Lines holding the string "risiko" are the ones to copy; find them all in the data.

** Start of GIVEN RECORDS **

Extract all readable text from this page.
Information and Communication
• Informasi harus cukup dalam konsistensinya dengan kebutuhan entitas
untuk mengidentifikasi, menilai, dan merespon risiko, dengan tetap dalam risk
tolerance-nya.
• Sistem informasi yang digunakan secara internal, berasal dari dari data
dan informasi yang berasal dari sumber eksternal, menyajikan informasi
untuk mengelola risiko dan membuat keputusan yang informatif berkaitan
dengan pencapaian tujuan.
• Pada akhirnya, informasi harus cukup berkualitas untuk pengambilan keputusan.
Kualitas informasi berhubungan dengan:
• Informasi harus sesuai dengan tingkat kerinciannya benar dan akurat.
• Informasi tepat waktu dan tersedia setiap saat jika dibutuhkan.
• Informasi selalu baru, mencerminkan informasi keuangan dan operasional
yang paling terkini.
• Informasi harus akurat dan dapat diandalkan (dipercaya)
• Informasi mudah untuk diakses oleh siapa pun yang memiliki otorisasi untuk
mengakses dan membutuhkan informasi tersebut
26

** End of GIVEN RECORDS **
** Start of GIVEN RECORDS **

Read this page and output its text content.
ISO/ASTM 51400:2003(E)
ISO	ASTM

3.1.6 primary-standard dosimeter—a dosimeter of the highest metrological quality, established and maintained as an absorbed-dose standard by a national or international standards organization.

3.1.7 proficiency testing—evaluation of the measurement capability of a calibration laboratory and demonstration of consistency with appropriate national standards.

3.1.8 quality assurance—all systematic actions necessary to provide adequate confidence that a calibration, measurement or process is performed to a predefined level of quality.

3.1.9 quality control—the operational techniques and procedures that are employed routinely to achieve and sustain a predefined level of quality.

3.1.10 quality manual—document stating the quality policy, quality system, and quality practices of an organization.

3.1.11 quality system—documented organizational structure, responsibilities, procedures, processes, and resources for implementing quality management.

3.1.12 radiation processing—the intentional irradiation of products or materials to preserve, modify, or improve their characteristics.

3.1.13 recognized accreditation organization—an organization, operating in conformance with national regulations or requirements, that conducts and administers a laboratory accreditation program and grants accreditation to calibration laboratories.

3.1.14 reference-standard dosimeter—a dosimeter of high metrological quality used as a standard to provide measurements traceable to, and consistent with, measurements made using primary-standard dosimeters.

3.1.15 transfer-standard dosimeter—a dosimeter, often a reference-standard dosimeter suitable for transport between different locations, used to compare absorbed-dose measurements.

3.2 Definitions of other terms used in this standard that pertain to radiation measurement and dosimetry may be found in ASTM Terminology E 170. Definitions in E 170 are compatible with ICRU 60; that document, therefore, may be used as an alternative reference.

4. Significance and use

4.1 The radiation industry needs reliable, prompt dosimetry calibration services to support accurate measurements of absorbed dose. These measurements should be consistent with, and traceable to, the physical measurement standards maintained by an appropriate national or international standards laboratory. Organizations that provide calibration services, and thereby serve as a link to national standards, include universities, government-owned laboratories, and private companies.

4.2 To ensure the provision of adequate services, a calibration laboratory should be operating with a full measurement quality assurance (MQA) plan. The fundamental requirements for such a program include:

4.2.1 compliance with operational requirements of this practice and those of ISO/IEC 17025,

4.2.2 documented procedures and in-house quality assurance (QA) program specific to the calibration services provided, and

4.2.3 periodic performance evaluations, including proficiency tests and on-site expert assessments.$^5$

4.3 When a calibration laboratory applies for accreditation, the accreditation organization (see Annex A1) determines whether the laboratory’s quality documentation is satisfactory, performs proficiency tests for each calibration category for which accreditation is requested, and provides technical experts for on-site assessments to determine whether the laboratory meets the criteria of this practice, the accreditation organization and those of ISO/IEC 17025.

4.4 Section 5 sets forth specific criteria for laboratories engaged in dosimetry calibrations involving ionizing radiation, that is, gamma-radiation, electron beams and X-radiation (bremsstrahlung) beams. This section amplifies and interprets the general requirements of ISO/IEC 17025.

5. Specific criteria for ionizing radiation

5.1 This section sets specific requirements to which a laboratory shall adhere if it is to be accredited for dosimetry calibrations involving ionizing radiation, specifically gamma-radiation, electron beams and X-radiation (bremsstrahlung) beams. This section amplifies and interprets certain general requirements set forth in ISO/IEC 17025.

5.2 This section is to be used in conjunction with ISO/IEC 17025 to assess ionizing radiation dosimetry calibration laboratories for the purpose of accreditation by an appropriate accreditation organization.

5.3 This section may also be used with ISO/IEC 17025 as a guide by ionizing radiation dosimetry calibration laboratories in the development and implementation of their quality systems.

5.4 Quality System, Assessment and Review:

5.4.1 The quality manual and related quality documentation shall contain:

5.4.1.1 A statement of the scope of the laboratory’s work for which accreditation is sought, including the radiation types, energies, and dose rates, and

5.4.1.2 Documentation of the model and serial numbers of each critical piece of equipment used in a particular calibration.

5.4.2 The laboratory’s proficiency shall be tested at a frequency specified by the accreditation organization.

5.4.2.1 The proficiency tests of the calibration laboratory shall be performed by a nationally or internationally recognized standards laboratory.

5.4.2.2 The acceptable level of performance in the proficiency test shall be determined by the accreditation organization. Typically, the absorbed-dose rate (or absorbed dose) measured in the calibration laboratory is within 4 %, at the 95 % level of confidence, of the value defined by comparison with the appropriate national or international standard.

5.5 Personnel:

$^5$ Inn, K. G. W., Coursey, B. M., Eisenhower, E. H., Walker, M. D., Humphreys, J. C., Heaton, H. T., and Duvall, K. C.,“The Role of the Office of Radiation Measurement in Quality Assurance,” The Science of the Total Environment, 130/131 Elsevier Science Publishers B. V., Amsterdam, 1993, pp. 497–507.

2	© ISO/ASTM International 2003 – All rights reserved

** End of GIVEN RECORDS **
** Start of GIVEN RECORDS **

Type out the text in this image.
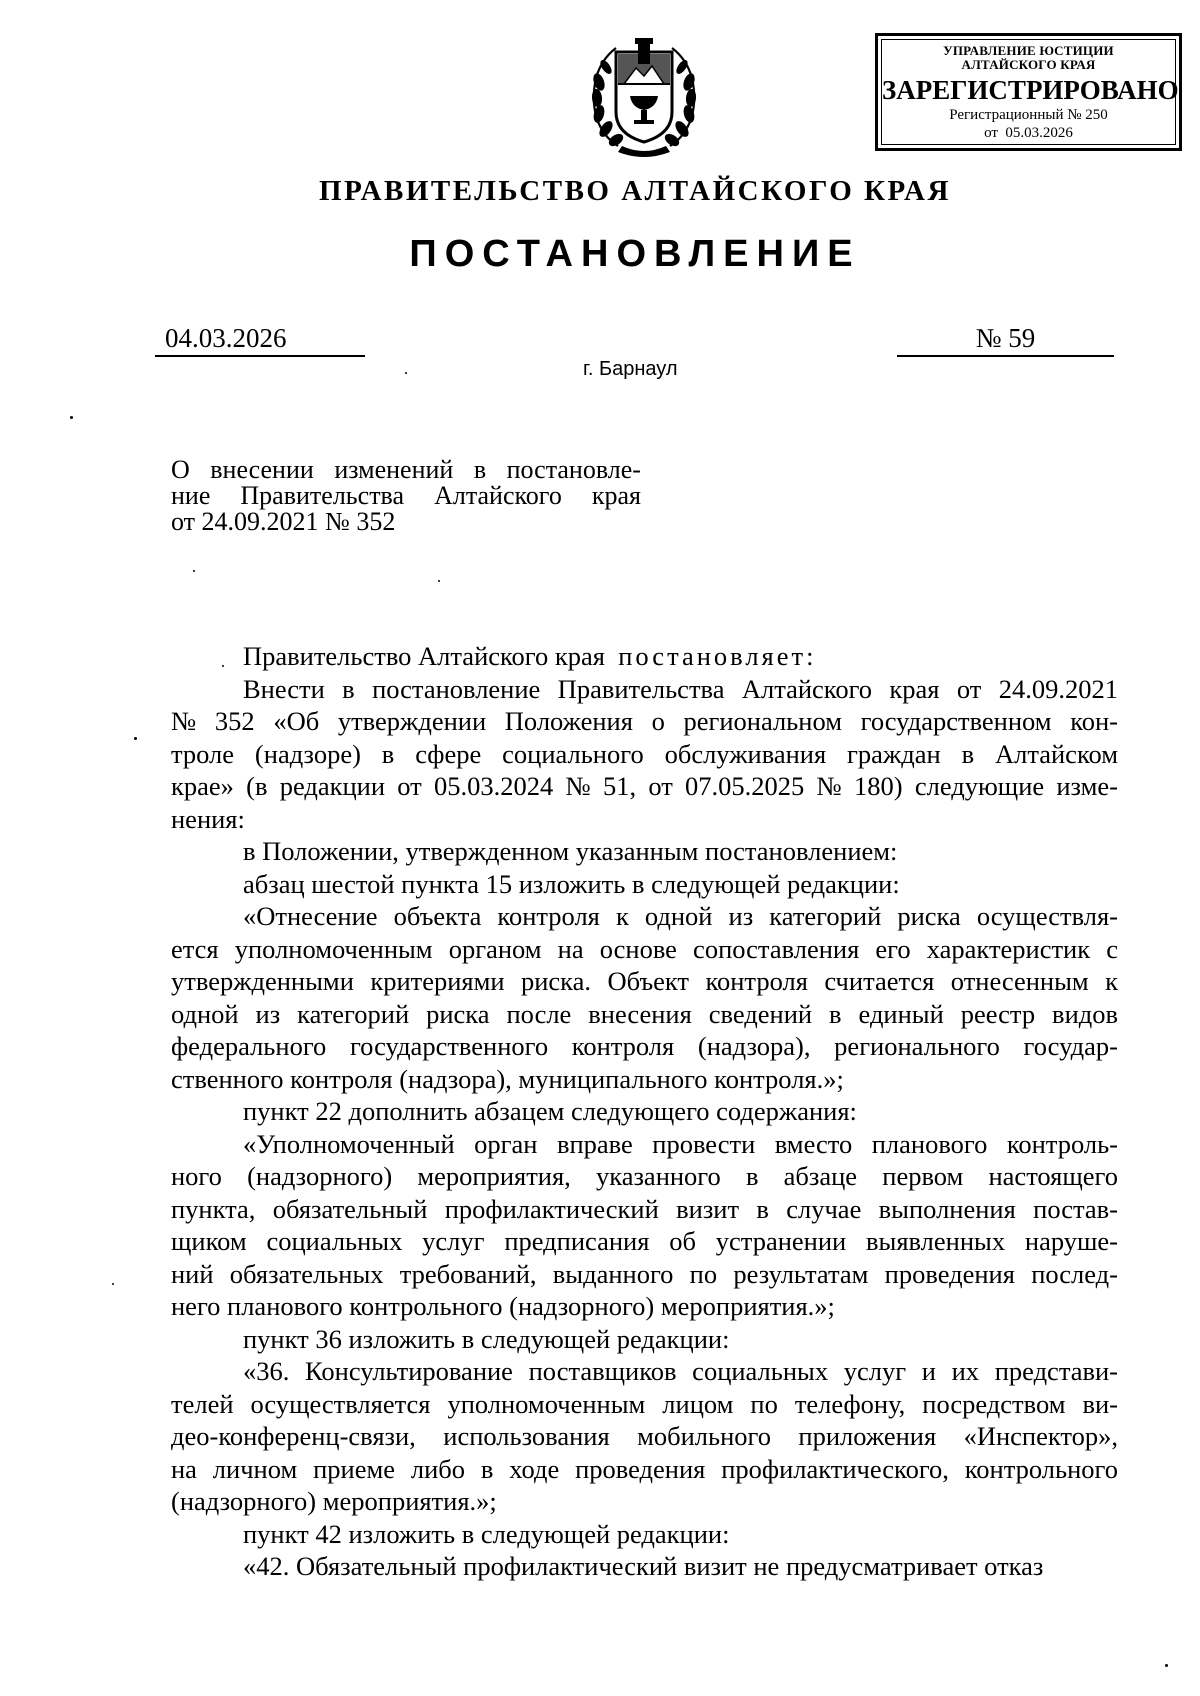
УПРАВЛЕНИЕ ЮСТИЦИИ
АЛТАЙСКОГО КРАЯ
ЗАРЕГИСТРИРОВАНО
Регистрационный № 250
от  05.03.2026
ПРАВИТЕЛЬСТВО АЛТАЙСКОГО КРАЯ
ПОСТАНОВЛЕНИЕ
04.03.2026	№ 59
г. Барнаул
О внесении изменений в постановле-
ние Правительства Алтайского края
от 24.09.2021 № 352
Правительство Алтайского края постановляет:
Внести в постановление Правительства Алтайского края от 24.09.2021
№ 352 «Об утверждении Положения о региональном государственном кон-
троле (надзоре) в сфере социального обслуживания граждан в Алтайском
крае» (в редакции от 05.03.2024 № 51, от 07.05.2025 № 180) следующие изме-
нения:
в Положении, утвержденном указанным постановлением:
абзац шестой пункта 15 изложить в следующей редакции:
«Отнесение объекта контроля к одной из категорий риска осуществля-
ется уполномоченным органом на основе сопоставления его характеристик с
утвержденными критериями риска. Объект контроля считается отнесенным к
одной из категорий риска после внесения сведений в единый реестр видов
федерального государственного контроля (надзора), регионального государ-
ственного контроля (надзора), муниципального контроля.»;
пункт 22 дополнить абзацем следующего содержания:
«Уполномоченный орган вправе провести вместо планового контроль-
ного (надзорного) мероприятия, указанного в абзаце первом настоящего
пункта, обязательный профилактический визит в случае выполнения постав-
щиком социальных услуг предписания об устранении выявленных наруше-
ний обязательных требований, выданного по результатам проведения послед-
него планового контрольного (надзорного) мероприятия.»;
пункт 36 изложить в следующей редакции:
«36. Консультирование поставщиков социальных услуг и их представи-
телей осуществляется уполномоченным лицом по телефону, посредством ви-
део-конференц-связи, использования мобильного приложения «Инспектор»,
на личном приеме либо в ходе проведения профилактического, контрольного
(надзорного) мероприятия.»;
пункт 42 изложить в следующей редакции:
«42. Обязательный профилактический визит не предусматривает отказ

** End of GIVEN RECORDS **

• **SOLUTION TO THE EXERCISE**:
untuk mengidentifikasi, menilai, dan merespon risiko, dengan tetap dalam risk
untuk mengelola risiko dan membuat keputusan yang informatif berkaitan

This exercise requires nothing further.